Exercise instructions: Show every line where "uzyskać" occurs.

[Extracted data entries]

────

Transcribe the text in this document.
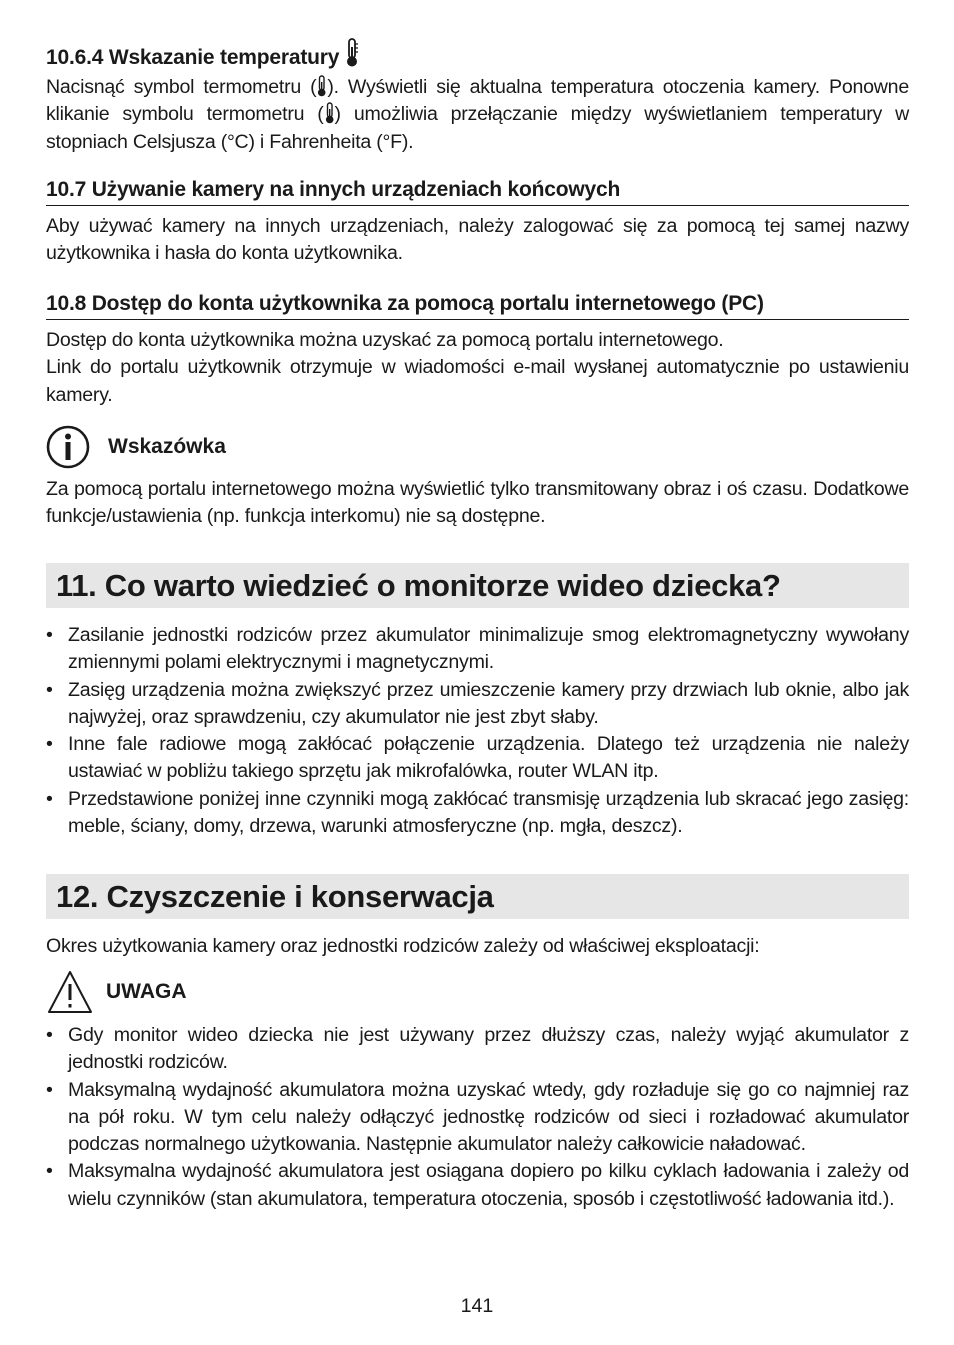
10.6.4 Wskazanie temperatury

Nacisnąć symbol termometru ( ). Wyświetli się aktualna temperatura otoczenia kamery. Ponowne klikanie symbolu termometru ( ) umożliwia przełączanie między wyświetlaniem temperatury w stopniach Celsjusza (°C) i Fahrenheita (°F).

10.7 Używanie kamery na innych urządzeniach końcowych

Aby używać kamery na innych urządzeniach, należy zalogować się za pomocą tej samej nazwy użytkownika i hasła do konta użytkownika.

10.8 Dostęp do konta użytkownika za pomocą portalu internetowego (PC)

Dostęp do konta użytkownika można uzyskać za pomocą portalu internetowego.

Link do portalu użytkownik otrzymuje w wiadomości e-mail wysłanej automatycznie po ustawieniu kamery.

Wskazówka

Za pomocą portalu internetowego można wyświetlić tylko transmitowany obraz i oś czasu. Dodatkowe funkcje/ustawienia (np. funkcja interkomu) nie są dostępne.

11. Co warto wiedzieć o monitorze wideo dziecka?
• Zasilanie jednostki rodziców przez akumulator minimalizuje smog elektromagnetyczny wywołany zmiennymi polami elektrycznymi i magnetycznymi.
• Zasięg urządzenia można zwiększyć przez umieszczenie kamery przy drzwiach lub oknie, albo jak najwyżej, oraz sprawdzeniu, czy akumulator nie jest zbyt słaby.
• Inne fale radiowe mogą zakłócać połączenie urządzenia. Dlatego też urządzenia nie należy ustawiać w pobliżu takiego sprzętu jak mikrofalówka, router WLAN itp.
• Przedstawione poniżej inne czynniki mogą zakłócać transmisję urządzenia lub skracać jego zasięg: meble, ściany, domy, drzewa, warunki atmosferyczne (np. mgła, deszcz).
12. Czyszczenie i konserwacja

Okres użytkowania kamery oraz jednostki rodziców zależy od właściwej eksploatacji:

UWAGA
• Gdy monitor wideo dziecka nie jest używany przez dłuższy czas, należy wyjąć akumulator z jednostki rodziców.
• Maksymalną wydajność akumulatora można uzyskać wtedy, gdy rozładuje się go co najmniej raz na pół roku. W tym celu należy odłączyć jednostkę rodziców od sieci i rozładować akumulator podczas normalnego użytkowania. Następnie akumulator należy całkowicie naładować.
• Maksymalna wydajność akumulatora jest osiągana dopiero po kilku cyklach ładowania i zależy od wielu czynników (stan akumulatora, temperatura otoczenia, sposób i częstotliwość ładowania itd.).
141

────

Task response:
Dostęp do konta użytkownika można uzyskać za pomocą portalu internetowego.
• Maksymalną wydajność akumulatora można uzyskać wtedy, gdy rozładuje się go co najmniej raz na pół roku. W tym celu należy odłączyć jednostkę rodziców od sieci i rozładować akumulator podczas normalnego użytkowania. Następnie akumulator należy całkowicie naładować.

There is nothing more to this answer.